■ GIVEN PROBLEM:
Return the entries below verbatim. Pictures stay out.

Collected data
- - -

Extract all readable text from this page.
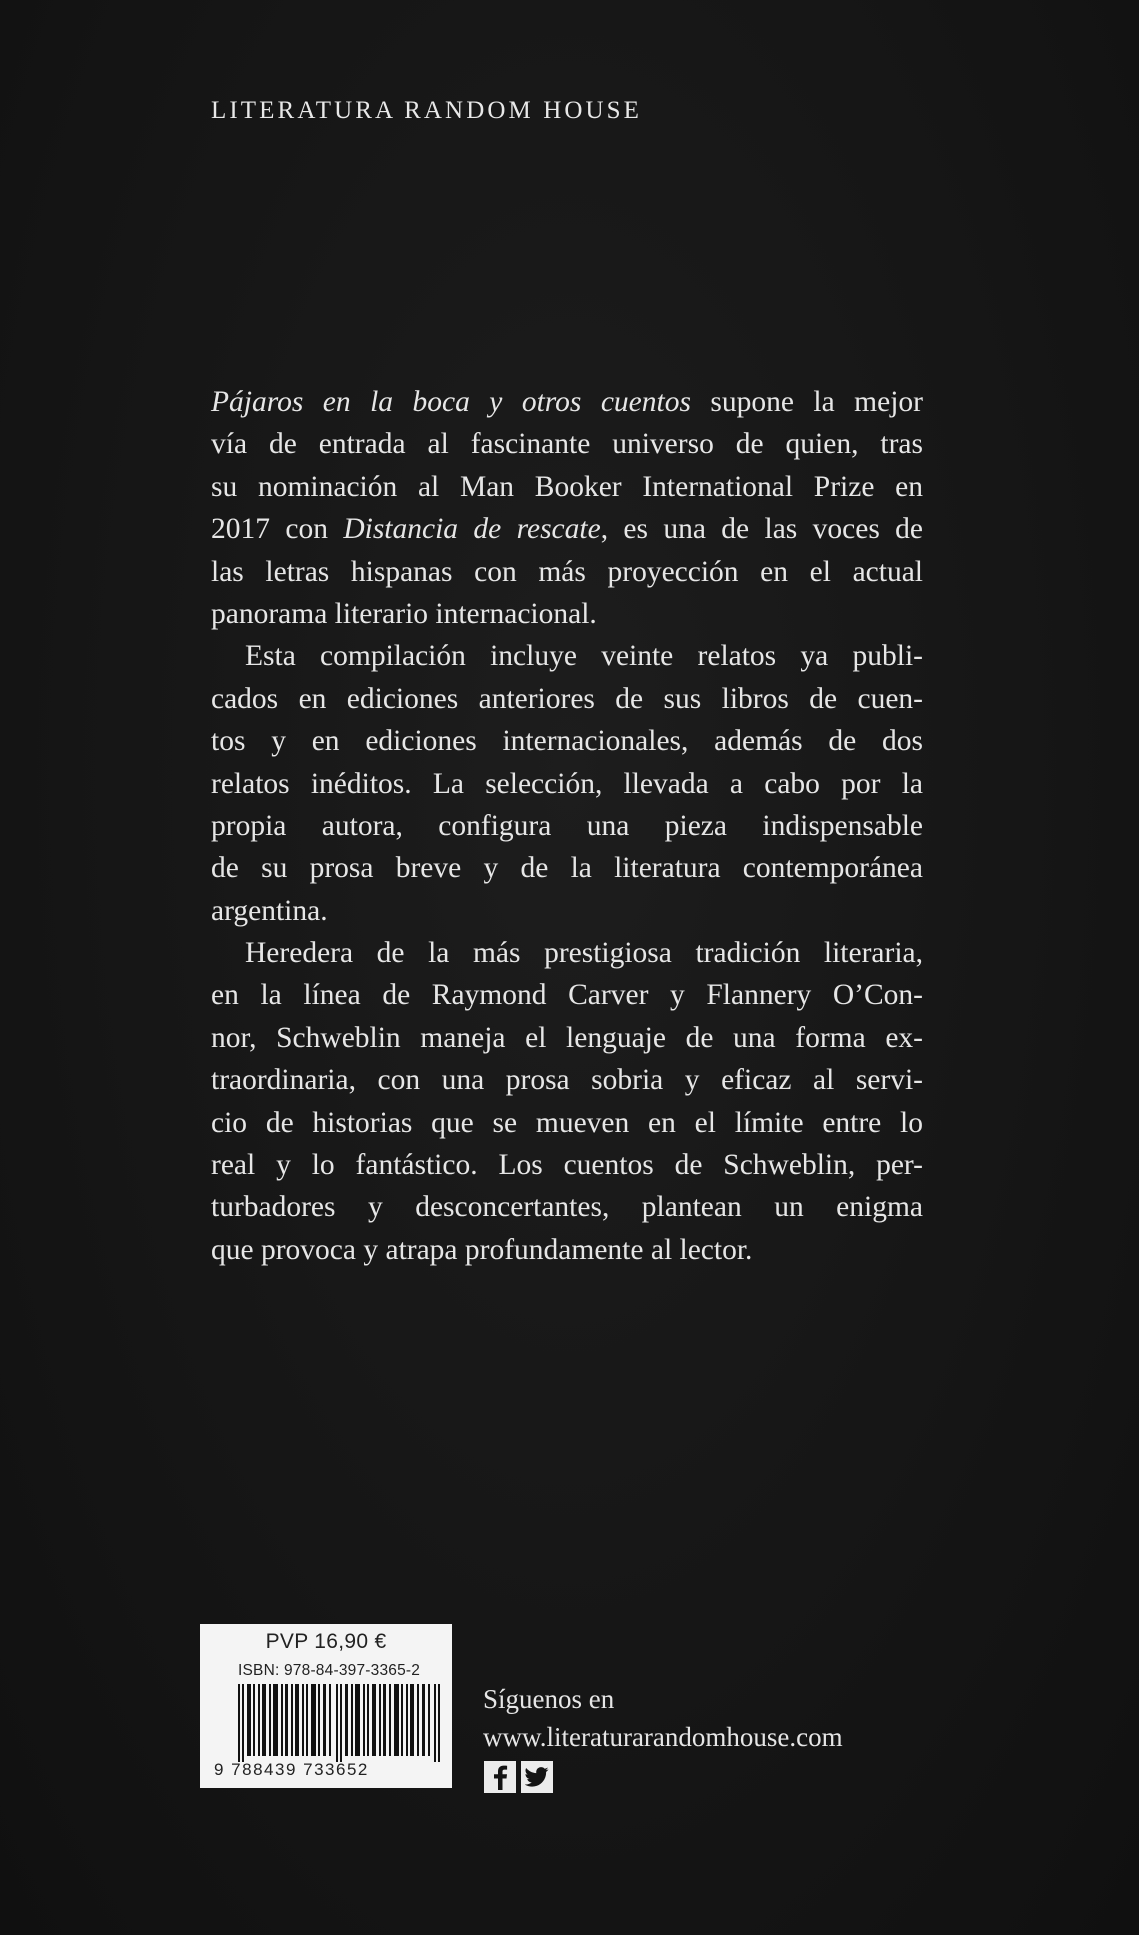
LITERATURA RANDOM HOUSE
Pájaros en la boca y otros cuentos supone la mejor
vía de entrada al fascinante universo de quien, tras
su nominación al Man Booker International Prize en
2017 con Distancia de rescate, es una de las voces de
las letras hispanas con más proyección en el actual
panorama literario internacional.
Esta compilación incluye veinte relatos ya publi-
cados en ediciones anteriores de sus libros de cuen-
tos y en ediciones internacionales, además de dos
relatos inéditos. La selección, llevada a cabo por la
propia autora, configura una pieza indispensable
de su prosa breve y de la literatura contemporánea
argentina.
Heredera de la más prestigiosa tradición literaria,
en la línea de Raymond Carver y Flannery O’Con-
nor, Schweblin maneja el lenguaje de una forma ex-
traordinaria, con una prosa sobria y eficaz al servi-
cio de historias que se mueven en el límite entre lo
real y lo fantástico. Los cuentos de Schweblin, per-
turbadores y desconcertantes, plantean un enigma
que provoca y atrapa profundamente al lector.
PVP 16,90 €
ISBN: 978-84-397-3365-2
9 788439 733652
Síguenos en
www.literaturarandomhouse.com
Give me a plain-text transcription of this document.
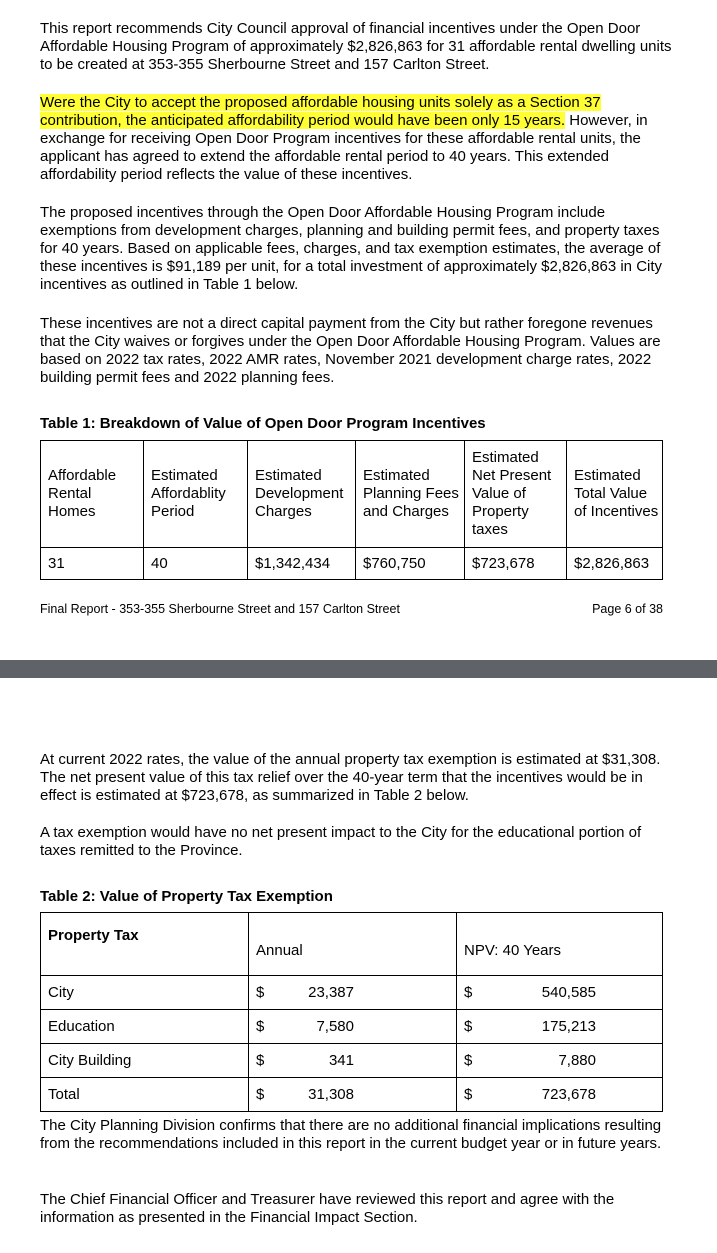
This report recommends City Council approval of financial incentives under the Open Door Affordable Housing Program of approximately $2,826,863 for 31 affordable rental dwelling units to be created at 353-355 Sherbourne Street and 157 Carlton Street.

Were the City to accept the proposed affordable housing units solely as a Section 37 contribution, the anticipated affordability period would have been only 15 years. However, in exchange for receiving Open Door Program incentives for these affordable rental units, the applicant has agreed to extend the affordable rental period to 40 years. This extended affordability period reflects the value of these incentives.

The proposed incentives through the Open Door Affordable Housing Program include exemptions from development charges, planning and building permit fees, and property taxes for 40 years. Based on applicable fees, charges, and tax exemption estimates, the average of these incentives is $91,189 per unit, for a total investment of approximately $2,826,863 in City incentives as outlined in Table 1 below.

These incentives are not a direct capital payment from the City but rather foregone revenues that the City waives or forgives under the Open Door Affordable Housing Program. Values are based on 2022 tax rates, 2022 AMR rates, November 2021 development charge rates, 2022 building permit fees and 2022 planning fees.

Table 1: Breakdown of Value of Open Door Program Incentives

Affordable Rental Homes	Estimated Affordablity Period	Estimated Development Charges	Estimated Planning Fees and Charges	Estimated Net Present Value of Property taxes	Estimated Total Value of Incentives
31	40	$1,342,434	$760,750	$723,678	$2,826,863

Final Report - 353-355 Sherbourne Street and 157 Carlton Street	Page 6 of 38

At current 2022 rates, the value of the annual property tax exemption is estimated at $31,308. The net present value of this tax relief over the 40-year term that the incentives would be in effect is estimated at $723,678, as summarized in Table 2 below.

A tax exemption would have no net present impact to the City for the educational portion of taxes remitted to the Province.

Table 2: Value of Property Tax Exemption

Property Tax	Annual	NPV: 40 Years
City	$ 23,387	$ 540,585
Education	$ 7,580	$ 175,213
City Building	$ 341	$ 7,880
Total	$ 31,308	$ 723,678

The City Planning Division confirms that there are no additional financial implications resulting from the recommendations included in this report in the current budget year or in future years.

The Chief Financial Officer and Treasurer have reviewed this report and agree with the information as presented in the Financial Impact Section.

- - -

■ FINAL ANSWER:
Extract all readable text from this page.
LITERATURA RANDOM HOUSE
Pájaros en la boca y otros cuentos supone la mejor
vía de entrada al fascinante universo de quien, tras
su nominación al Man Booker International Prize en
2017 con Distancia de rescate, es una de las voces de
las letras hispanas con más proyección en el actual
panorama literario internacional.
Esta compilación incluye veinte relatos ya publi-
cados en ediciones anteriores de sus libros de cuen-
tos y en ediciones internacionales, además de dos
relatos inéditos. La selección, llevada a cabo por la
propia autora, configura una pieza indispensable
de su prosa breve y de la literatura contemporánea
argentina.
Heredera de la más prestigiosa tradición literaria,
en la línea de Raymond Carver y Flannery O’Con-
nor, Schweblin maneja el lenguaje de una forma ex-
traordinaria, con una prosa sobria y eficaz al servi-
cio de historias que se mueven en el límite entre lo
real y lo fantástico. Los cuentos de Schweblin, per-
turbadores y desconcertantes, plantean un enigma
que provoca y atrapa profundamente al lector.
PVP 16,90 €
ISBN: 978-84-397-3365-2
9 788439 733652
Síguenos en
www.literaturarandomhouse.com
Give me a plain-text transcription of this document.
This report recommends City Council approval of financial incentives under the Open Door Affordable Housing Program of approximately $2,826,863 for 31 affordable rental dwelling units to be created at 353-355 Sherbourne Street and 157 Carlton Street.

Were the City to accept the proposed affordable housing units solely as a Section 37 contribution, the anticipated affordability period would have been only 15 years. However, in exchange for receiving Open Door Program incentives for these affordable rental units, the applicant has agreed to extend the affordable rental period to 40 years. This extended affordability period reflects the value of these incentives.

The proposed incentives through the Open Door Affordable Housing Program include exemptions from development charges, planning and building permit fees, and property taxes for 40 years. Based on applicable fees, charges, and tax exemption estimates, the average of these incentives is $91,189 per unit, for a total investment of approximately $2,826,863 in City incentives as outlined in Table 1 below.

These incentives are not a direct capital payment from the City but rather foregone revenues that the City waives or forgives under the Open Door Affordable Housing Program. Values are based on 2022 tax rates, 2022 AMR rates, November 2021 development charge rates, 2022 building permit fees and 2022 planning fees.

Table 1: Breakdown of Value of Open Door Program Incentives

Affordable Rental Homes	Estimated Affordablity Period	Estimated Development Charges	Estimated Planning Fees and Charges	Estimated Net Present Value of Property taxes	Estimated Total Value of Incentives
31	40	$1,342,434	$760,750	$723,678	$2,826,863

Final Report - 353-355 Sherbourne Street and 157 Carlton Street	Page 6 of 38

At current 2022 rates, the value of the annual property tax exemption is estimated at $31,308. The net present value of this tax relief over the 40-year term that the incentives would be in effect is estimated at $723,678, as summarized in Table 2 below.

A tax exemption would have no net present impact to the City for the educational portion of taxes remitted to the Province.

Table 2: Value of Property Tax Exemption

Property Tax	Annual	NPV: 40 Years
City	$ 23,387	$ 540,585
Education	$ 7,580	$ 175,213
City Building	$ 341	$ 7,880
Total	$ 31,308	$ 723,678

The City Planning Division confirms that there are no additional financial implications resulting from the recommendations included in this report in the current budget year or in future years.

The Chief Financial Officer and Treasurer have reviewed this report and agree with the information as presented in the Financial Impact Section.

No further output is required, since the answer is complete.